╭──
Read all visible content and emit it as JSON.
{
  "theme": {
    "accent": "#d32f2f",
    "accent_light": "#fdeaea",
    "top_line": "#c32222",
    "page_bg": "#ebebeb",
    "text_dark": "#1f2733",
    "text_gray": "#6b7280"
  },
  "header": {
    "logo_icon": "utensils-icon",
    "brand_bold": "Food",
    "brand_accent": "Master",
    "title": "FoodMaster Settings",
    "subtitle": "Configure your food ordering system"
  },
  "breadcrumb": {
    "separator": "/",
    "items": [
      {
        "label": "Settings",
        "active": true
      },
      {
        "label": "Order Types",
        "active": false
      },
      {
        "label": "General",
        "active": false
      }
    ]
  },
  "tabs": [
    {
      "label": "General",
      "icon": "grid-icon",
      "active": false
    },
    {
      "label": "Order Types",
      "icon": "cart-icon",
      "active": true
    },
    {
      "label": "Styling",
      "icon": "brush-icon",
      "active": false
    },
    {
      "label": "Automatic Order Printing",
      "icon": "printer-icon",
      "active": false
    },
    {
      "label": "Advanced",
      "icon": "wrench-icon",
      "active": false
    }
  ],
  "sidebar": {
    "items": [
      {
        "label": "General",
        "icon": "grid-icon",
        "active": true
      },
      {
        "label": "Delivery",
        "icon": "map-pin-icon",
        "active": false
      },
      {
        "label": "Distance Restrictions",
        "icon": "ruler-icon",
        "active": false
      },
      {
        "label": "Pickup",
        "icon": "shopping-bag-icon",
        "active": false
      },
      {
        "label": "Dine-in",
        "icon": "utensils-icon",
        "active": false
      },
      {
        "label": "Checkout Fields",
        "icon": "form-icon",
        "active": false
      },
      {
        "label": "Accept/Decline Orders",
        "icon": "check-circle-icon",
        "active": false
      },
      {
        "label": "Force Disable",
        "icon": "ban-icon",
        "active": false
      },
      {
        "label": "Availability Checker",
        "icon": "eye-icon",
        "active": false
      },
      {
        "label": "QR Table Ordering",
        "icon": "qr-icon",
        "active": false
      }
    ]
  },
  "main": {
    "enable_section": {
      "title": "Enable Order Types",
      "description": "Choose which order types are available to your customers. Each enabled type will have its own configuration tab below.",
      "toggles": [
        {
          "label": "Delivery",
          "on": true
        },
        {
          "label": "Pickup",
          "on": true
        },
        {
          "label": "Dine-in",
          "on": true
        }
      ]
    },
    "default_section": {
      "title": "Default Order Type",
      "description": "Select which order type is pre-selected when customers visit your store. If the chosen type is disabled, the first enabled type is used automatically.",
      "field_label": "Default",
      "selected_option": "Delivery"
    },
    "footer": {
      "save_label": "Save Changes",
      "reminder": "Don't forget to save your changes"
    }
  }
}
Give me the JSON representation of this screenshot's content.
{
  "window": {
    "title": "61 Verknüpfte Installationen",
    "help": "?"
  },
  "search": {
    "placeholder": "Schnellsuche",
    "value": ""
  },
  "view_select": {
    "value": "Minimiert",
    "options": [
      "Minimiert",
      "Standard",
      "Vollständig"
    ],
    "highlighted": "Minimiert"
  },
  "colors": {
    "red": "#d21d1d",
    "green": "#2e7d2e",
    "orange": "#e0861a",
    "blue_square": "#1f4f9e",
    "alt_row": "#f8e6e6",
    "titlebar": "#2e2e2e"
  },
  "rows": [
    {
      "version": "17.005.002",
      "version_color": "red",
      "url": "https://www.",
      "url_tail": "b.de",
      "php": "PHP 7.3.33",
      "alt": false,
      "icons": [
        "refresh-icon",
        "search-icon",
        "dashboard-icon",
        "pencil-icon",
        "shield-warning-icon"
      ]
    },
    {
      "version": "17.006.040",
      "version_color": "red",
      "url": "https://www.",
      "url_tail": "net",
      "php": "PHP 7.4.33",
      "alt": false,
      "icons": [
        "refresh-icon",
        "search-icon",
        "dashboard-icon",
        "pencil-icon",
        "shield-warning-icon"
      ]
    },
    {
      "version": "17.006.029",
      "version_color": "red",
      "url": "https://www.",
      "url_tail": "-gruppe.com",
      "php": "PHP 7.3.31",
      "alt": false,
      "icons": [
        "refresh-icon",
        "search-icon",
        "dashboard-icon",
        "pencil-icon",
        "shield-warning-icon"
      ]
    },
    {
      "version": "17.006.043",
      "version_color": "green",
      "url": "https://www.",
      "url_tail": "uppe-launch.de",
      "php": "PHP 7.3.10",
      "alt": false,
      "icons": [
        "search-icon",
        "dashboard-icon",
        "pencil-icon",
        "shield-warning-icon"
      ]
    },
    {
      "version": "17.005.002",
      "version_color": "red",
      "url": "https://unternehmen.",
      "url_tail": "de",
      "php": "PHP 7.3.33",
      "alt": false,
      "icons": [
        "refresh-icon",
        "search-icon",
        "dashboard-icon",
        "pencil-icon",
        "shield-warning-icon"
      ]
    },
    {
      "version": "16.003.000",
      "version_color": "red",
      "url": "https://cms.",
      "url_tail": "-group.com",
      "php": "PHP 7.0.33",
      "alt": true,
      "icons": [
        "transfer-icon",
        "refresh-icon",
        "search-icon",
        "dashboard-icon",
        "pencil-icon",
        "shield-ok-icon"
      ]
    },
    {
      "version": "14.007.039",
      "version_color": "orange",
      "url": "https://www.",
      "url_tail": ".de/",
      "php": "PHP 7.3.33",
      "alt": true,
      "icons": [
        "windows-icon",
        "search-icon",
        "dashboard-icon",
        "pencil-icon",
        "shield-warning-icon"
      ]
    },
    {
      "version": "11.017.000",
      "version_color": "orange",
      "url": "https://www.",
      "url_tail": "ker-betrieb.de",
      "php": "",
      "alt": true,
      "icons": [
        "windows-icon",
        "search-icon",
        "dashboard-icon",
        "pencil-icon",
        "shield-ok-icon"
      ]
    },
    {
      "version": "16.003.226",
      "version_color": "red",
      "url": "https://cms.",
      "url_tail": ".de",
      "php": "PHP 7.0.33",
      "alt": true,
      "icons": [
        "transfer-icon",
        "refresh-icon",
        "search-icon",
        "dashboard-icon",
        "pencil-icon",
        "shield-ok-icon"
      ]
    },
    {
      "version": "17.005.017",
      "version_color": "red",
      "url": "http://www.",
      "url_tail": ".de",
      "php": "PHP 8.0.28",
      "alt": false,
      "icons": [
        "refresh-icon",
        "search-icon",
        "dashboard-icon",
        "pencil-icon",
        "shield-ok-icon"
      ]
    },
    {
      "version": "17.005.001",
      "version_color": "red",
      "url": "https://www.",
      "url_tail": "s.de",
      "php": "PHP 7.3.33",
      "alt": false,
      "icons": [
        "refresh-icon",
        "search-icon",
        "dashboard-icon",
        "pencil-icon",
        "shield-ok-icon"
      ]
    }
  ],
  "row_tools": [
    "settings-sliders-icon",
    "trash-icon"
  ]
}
╰──
◆ **Prompt**:
Show each line of the listing that holds the string "which".

◆ **Finished task**:
      "description": "Choose which order types are available to your customers. Each enabled type will have its own configuration tab below.",
      "description": "Select which order type is pre-selected when customers visit your store. If the chosen type is disabled, the first enabled type is used automatically.",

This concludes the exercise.